■ What the task asks ■
Select each line where the word "свою" appears.

* START Task data *

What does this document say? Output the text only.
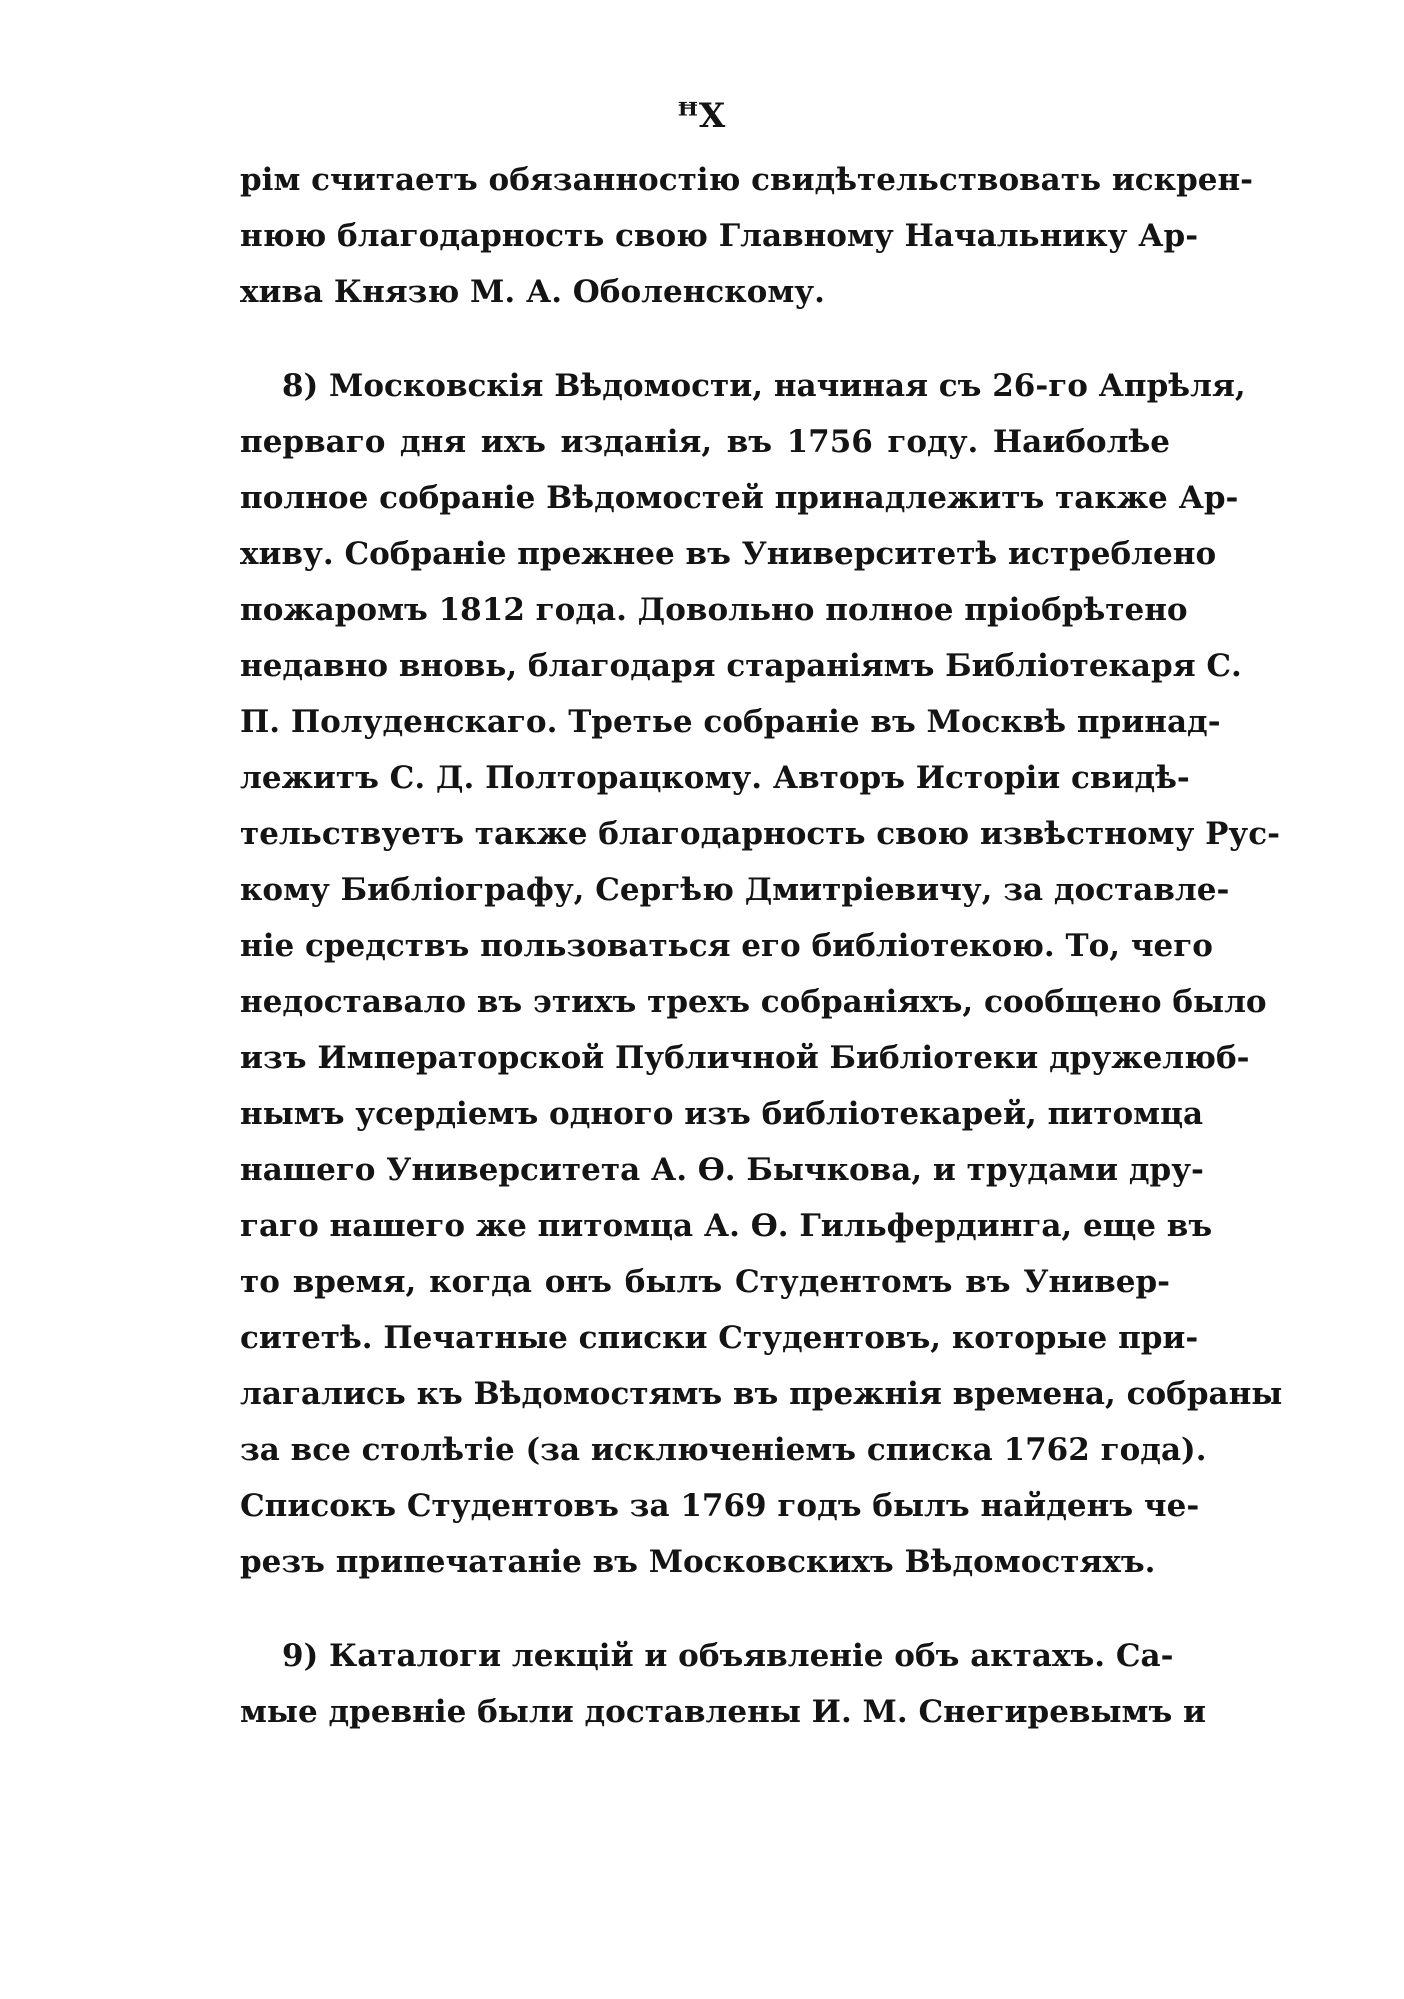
ꟸX
рім считаетъ обязанностію свидѣтельствовать искрен-
нюю благодарность свою Главному Начальнику Ар-
хива Князю М. А. Оболенскому.
8) Московскія Вѣдомости, начиная съ 26-го Апрѣля,
перваго дня ихъ изданія, въ 1756 году. Наиболѣе
полное собраніе Вѣдомостей принадлежитъ также Ар-
хиву. Собраніе прежнее въ Университетѣ истреблено
пожаромъ 1812 года. Довольно полное пріобрѣтено
недавно вновь, благодаря стараніямъ Библіотекаря С.
П. Полуденскаго. Третье собраніе въ Москвѣ принад-
лежитъ С. Д. Полторацкому. Авторъ Исторіи свидѣ-
тельствуетъ также благодарность свою извѣстному Рус-
кому Библіографу, Сергѣю Дмитріевичу, за доставле-
ніе средствъ пользоваться его библіотекою. То, чего
недоставало въ этихъ трехъ собраніяхъ, сообщено было
изъ Императорской Публичной Библіотеки дружелюб-
нымъ усердіемъ одного изъ библіотекарей, питомца
нашего Университета А. Ѳ. Бычкова, и трудами дру-
гаго нашего же питомца А. Ѳ. Гильфердинга, еще въ
то время, когда онъ былъ Студентомъ въ Универ-
ситетѣ. Печатные списки Студентовъ, которые при-
лагались къ Вѣдомостямъ въ прежнія времена, собраны
за все столѣтіе (за исключеніемъ списка 1762 года).
Списокъ Студентовъ за 1769 годъ былъ найденъ че-
резъ припечатаніе въ Московскихъ Вѣдомостяхъ.
9) Каталоги лекцій и объявленіе объ актахъ. Са-
мые древніе были доставлены И. М. Снегиревымъ и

* END Task data *

■ Solution for this exercise ■
нюю благодарность свою Главному Начальнику Ар-
тельствуетъ также благодарность свою извѣстному Рус-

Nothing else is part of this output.